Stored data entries
********************

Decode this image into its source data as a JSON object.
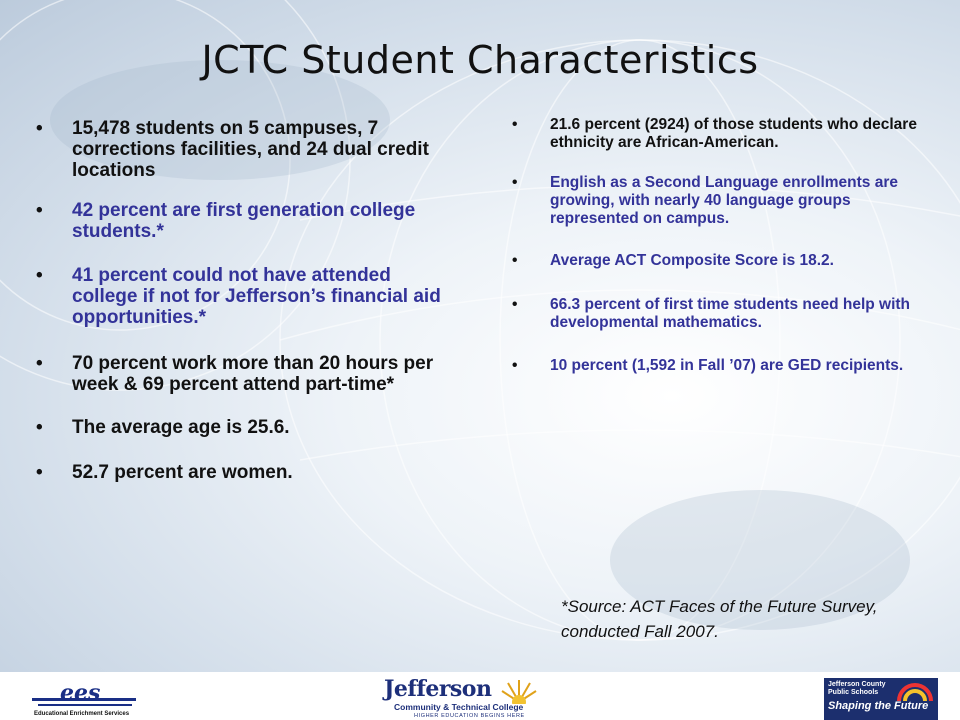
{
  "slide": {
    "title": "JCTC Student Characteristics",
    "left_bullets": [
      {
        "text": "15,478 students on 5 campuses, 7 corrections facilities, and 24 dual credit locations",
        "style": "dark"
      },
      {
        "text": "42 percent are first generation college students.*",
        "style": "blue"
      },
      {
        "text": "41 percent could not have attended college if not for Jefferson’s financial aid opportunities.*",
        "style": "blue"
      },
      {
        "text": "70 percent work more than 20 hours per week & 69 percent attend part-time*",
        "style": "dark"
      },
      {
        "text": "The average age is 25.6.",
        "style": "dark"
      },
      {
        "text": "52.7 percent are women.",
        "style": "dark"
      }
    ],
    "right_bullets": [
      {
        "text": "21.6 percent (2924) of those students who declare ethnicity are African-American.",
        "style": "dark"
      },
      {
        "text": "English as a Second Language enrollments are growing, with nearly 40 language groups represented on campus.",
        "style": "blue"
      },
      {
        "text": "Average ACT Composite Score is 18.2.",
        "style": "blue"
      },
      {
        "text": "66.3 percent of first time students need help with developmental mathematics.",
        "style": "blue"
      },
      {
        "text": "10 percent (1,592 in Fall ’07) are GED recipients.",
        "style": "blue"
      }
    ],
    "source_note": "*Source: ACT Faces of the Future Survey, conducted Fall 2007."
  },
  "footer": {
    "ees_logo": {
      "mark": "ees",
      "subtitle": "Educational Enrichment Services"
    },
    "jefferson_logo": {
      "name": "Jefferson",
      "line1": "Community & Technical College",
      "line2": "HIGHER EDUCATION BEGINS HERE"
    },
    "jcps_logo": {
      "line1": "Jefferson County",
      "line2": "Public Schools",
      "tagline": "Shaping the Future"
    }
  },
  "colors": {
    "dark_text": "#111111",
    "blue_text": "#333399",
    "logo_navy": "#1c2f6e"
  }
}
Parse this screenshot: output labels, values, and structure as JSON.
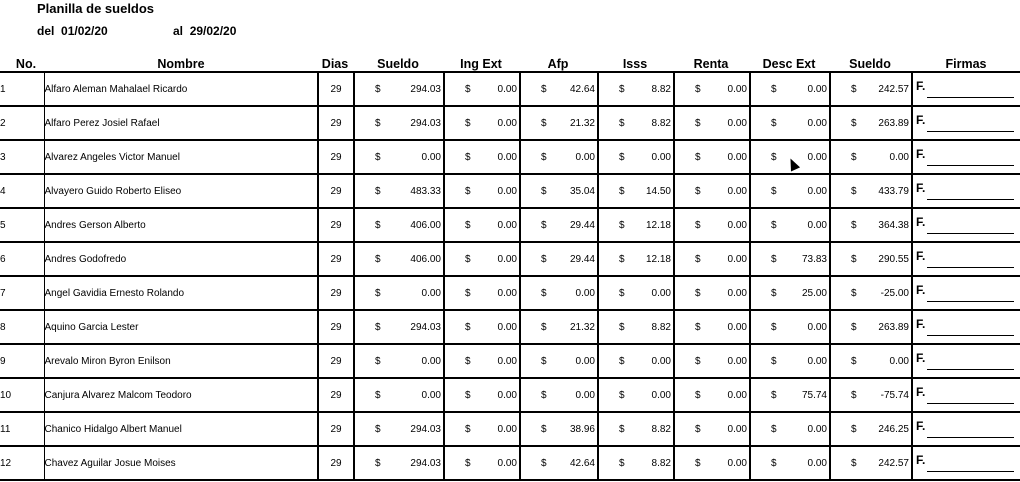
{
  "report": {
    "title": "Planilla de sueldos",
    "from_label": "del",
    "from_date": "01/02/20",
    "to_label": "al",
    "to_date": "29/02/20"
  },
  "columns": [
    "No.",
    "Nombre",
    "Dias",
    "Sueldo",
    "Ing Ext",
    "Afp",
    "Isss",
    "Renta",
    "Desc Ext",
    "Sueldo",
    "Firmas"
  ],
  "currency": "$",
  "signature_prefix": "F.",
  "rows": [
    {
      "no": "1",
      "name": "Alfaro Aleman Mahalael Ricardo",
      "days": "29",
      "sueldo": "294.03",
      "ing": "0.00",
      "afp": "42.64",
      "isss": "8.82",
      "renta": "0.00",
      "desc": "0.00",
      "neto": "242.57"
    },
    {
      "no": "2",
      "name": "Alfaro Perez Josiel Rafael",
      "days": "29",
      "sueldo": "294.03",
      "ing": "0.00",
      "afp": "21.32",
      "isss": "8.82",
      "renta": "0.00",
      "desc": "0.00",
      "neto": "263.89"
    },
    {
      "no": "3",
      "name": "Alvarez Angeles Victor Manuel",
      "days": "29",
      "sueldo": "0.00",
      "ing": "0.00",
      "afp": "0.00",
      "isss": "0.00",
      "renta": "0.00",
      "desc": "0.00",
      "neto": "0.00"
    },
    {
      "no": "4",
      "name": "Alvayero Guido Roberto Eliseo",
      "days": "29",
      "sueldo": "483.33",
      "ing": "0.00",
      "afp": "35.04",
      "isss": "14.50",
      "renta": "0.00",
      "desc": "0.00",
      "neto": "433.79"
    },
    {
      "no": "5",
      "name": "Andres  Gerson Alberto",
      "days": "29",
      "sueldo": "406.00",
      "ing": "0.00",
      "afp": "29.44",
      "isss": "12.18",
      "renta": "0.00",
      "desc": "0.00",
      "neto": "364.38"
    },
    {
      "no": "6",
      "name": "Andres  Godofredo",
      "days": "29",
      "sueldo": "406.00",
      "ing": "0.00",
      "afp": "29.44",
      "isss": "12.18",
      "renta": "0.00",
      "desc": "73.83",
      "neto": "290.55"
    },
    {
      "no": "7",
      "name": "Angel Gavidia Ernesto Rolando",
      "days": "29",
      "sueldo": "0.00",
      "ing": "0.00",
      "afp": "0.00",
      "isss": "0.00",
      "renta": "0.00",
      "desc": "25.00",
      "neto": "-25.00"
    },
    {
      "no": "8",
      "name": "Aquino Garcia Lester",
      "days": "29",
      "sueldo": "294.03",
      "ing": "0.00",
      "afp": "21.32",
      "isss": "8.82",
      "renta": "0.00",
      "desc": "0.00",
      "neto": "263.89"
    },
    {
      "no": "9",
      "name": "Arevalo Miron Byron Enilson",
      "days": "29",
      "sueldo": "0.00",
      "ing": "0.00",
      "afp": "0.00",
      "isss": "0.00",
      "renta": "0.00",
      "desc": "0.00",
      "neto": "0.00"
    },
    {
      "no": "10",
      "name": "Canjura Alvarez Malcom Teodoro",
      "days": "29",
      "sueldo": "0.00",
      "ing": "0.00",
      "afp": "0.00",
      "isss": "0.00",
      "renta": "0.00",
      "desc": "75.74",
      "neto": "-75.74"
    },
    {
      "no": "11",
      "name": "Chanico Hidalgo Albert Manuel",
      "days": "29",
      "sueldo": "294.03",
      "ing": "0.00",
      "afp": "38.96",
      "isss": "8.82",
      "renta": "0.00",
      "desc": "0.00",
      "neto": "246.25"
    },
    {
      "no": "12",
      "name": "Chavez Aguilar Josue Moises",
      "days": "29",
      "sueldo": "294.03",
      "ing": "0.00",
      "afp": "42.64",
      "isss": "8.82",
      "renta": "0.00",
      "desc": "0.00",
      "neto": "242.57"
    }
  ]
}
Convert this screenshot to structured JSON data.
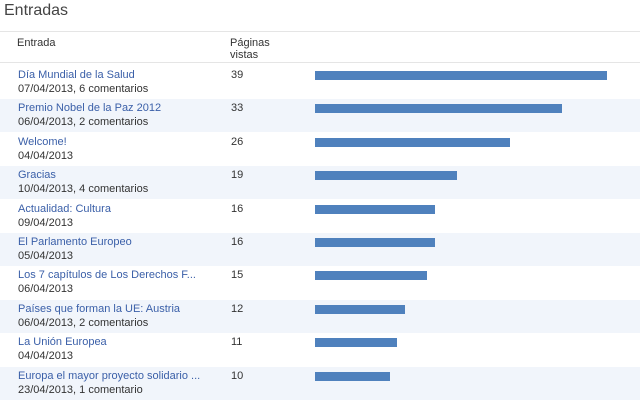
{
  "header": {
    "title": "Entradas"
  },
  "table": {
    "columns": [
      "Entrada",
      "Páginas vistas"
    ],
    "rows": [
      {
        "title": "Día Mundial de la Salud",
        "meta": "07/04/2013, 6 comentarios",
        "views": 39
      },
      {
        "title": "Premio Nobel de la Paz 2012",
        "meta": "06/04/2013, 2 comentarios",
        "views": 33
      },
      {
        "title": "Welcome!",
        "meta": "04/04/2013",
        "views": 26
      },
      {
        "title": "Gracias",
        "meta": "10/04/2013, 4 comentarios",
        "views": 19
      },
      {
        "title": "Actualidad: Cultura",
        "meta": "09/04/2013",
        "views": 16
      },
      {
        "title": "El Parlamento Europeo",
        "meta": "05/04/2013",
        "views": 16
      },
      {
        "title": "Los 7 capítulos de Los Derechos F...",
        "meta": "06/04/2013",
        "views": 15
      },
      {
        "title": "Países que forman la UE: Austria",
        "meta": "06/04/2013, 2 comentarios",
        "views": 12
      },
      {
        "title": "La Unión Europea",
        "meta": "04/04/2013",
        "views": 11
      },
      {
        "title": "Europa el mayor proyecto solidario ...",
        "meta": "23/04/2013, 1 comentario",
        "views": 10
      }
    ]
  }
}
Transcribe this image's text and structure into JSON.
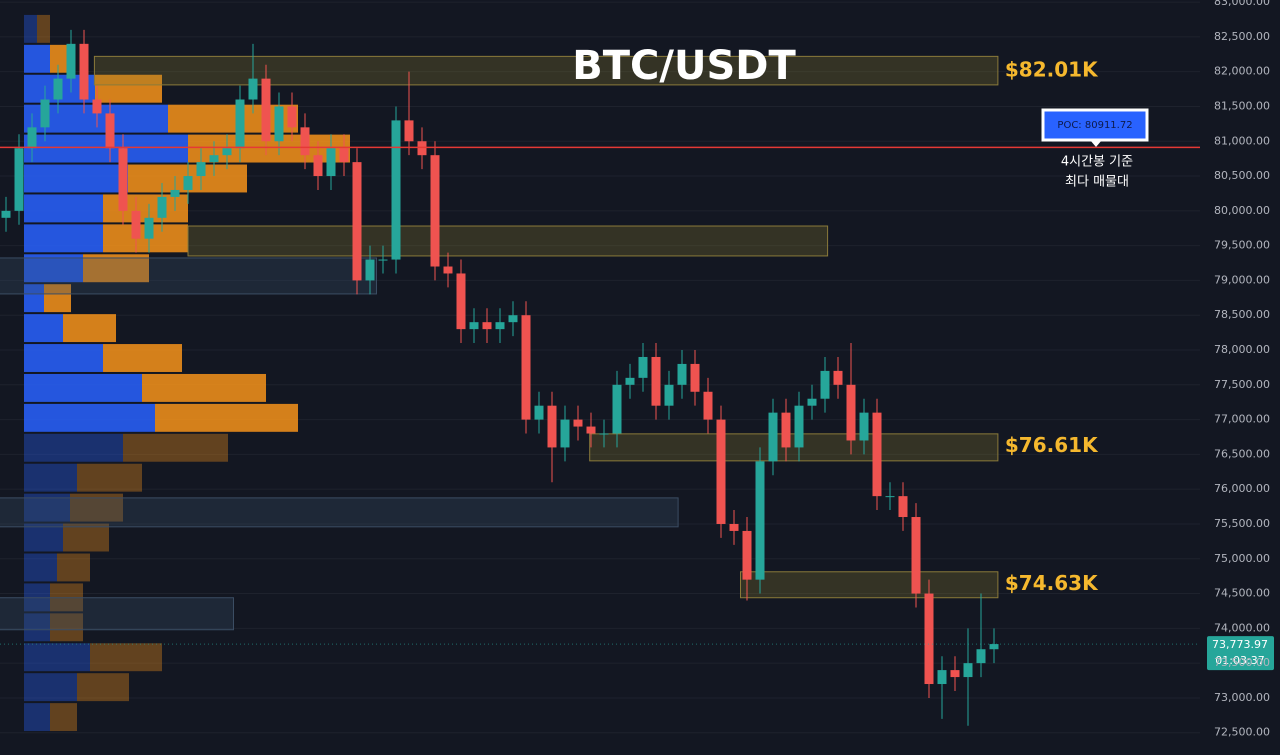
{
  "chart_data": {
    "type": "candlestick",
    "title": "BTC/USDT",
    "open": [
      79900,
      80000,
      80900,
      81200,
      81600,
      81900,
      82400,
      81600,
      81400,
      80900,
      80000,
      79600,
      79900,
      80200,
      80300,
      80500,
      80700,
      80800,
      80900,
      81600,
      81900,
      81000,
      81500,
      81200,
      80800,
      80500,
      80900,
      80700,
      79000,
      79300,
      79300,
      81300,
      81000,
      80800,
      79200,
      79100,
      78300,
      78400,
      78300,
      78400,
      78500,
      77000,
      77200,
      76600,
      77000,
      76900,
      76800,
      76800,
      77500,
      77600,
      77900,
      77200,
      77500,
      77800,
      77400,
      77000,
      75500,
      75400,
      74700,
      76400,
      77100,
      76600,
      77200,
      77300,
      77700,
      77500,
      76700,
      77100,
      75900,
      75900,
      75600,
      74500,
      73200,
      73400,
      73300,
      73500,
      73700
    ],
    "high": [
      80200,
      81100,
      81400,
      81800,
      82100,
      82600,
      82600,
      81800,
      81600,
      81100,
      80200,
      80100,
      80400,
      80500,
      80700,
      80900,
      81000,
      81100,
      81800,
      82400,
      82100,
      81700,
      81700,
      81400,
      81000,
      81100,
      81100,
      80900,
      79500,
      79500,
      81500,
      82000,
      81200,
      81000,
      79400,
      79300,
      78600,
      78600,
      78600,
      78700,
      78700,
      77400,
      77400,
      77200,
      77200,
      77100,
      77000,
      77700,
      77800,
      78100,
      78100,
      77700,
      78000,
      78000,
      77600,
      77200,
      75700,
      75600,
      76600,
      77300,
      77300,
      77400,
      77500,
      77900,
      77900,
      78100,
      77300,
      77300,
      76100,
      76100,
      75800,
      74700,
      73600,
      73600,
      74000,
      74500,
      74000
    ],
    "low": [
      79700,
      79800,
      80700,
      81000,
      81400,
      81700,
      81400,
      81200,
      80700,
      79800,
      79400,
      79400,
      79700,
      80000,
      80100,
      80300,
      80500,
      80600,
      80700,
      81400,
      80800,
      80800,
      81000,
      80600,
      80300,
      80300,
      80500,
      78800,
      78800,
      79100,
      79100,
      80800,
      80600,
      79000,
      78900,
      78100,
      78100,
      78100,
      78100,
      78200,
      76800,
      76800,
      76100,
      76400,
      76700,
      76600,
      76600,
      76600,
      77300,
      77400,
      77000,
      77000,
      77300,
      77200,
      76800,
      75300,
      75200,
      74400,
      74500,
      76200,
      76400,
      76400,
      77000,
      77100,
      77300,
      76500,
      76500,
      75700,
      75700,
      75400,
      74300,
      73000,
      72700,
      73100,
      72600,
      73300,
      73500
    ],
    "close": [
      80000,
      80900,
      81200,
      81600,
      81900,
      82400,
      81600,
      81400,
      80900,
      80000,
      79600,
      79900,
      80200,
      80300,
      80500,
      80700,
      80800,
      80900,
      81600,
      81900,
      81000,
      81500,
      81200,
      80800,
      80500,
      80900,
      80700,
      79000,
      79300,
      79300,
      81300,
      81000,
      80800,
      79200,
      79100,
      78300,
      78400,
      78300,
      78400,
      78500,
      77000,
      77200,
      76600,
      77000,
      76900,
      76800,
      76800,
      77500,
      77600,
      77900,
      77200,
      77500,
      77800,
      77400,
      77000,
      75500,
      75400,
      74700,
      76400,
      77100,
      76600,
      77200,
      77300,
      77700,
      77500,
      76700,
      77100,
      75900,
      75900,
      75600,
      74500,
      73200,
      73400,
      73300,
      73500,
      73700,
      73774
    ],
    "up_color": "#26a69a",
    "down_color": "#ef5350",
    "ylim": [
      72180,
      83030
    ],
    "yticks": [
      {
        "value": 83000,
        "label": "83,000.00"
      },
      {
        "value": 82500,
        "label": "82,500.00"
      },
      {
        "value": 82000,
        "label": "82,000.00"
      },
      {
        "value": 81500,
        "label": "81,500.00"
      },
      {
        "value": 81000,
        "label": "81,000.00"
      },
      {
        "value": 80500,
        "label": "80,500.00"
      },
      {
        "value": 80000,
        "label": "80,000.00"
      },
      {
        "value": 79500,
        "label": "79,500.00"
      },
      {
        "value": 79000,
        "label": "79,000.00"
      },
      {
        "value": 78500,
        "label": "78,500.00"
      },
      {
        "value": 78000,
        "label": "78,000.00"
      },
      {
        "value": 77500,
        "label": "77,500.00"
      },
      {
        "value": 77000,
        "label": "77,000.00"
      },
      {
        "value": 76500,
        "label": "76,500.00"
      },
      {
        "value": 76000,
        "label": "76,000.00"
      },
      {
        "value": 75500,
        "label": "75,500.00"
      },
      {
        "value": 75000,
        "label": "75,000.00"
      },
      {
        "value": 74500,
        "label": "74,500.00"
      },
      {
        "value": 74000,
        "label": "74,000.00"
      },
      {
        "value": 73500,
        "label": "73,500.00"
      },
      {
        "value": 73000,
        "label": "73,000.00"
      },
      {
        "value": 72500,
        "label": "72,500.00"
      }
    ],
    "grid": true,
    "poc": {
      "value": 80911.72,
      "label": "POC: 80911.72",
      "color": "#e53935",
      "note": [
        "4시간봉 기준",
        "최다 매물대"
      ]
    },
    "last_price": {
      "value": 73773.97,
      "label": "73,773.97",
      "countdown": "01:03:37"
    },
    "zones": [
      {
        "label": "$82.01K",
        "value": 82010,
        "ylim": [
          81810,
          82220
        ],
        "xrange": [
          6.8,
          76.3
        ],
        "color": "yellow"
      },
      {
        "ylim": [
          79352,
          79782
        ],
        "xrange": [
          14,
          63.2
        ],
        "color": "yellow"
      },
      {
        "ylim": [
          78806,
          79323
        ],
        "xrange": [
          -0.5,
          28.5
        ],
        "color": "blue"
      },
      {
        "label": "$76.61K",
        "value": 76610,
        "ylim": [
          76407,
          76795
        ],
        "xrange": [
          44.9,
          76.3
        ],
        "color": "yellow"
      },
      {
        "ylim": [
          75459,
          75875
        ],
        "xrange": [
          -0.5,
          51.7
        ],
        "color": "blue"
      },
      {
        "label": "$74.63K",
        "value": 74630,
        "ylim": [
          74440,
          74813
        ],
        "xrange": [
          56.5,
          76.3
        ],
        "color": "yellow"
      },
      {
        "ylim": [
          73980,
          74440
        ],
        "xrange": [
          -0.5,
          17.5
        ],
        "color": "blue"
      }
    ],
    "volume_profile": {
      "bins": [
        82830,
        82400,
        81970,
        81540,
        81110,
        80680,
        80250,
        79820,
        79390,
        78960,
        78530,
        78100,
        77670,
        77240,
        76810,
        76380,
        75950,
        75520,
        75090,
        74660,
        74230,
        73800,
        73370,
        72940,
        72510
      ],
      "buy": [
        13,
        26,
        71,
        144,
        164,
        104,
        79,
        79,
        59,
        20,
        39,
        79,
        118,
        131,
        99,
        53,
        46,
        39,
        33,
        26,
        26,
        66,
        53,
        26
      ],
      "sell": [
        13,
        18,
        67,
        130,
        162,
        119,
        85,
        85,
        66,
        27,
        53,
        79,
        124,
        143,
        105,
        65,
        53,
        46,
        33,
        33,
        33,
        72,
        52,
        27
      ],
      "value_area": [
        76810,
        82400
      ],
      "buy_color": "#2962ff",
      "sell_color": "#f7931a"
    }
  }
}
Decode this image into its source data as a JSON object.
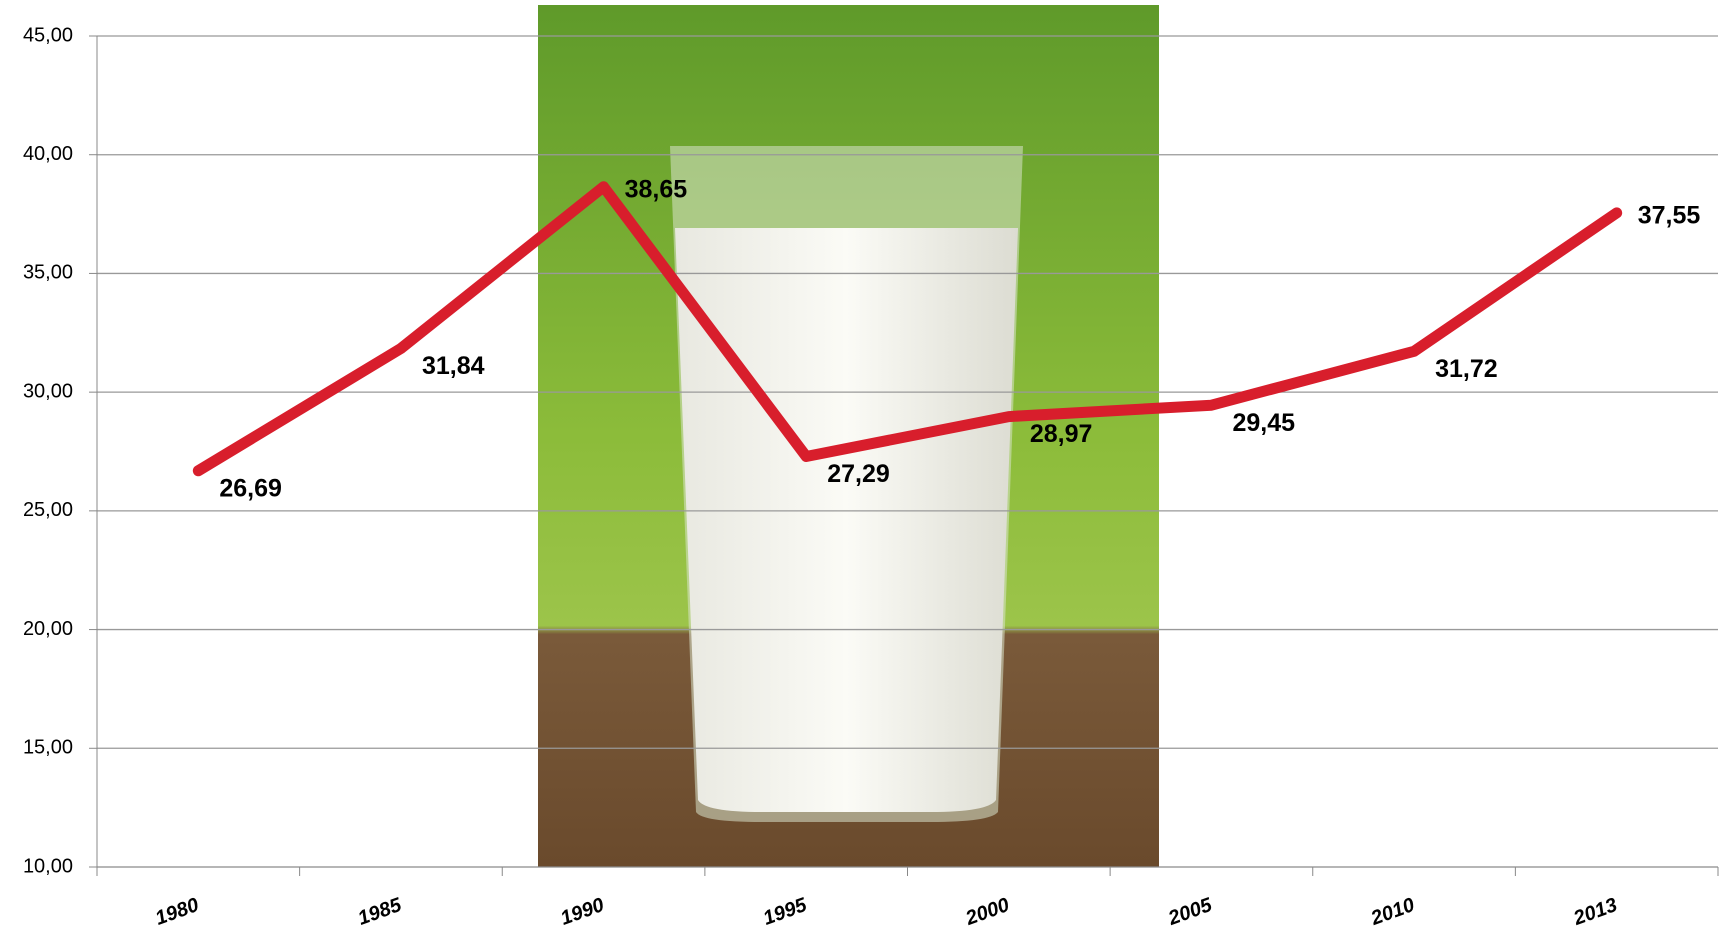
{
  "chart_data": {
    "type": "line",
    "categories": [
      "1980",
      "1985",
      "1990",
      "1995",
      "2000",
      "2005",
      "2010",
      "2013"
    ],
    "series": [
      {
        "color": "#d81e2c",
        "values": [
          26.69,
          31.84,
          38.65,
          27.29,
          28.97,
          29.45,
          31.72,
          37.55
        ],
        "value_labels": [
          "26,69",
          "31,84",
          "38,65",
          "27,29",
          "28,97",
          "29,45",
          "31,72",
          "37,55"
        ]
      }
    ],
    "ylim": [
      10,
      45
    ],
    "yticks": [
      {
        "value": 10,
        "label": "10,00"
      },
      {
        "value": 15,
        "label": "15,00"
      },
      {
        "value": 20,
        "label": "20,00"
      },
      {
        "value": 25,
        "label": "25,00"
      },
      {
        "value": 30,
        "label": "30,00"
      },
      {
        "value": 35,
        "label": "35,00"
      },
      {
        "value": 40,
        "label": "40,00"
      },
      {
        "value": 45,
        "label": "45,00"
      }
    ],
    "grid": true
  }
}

********************

# [Given instruction]
Go through the material and copy out every line with "percent" in it.

# [Completed task]
        "text": "42 percent are first generation college students.*",
        "text": "41 percent could not have attended college if not for Jefferson’s financial aid opportunities.*",
        "text": "70 percent work more than 20 hours per week & 69 percent attend part-time*",
        "text": "52.7 percent are women.",
        "text": "21.6 percent (2924) of those students who declare ethnicity are African-American.",
        "text": "66.3 percent of first time students need help with developmental mathematics.",
        "text": "10 percent (1,592 in Fall ’07) are GED recipients.",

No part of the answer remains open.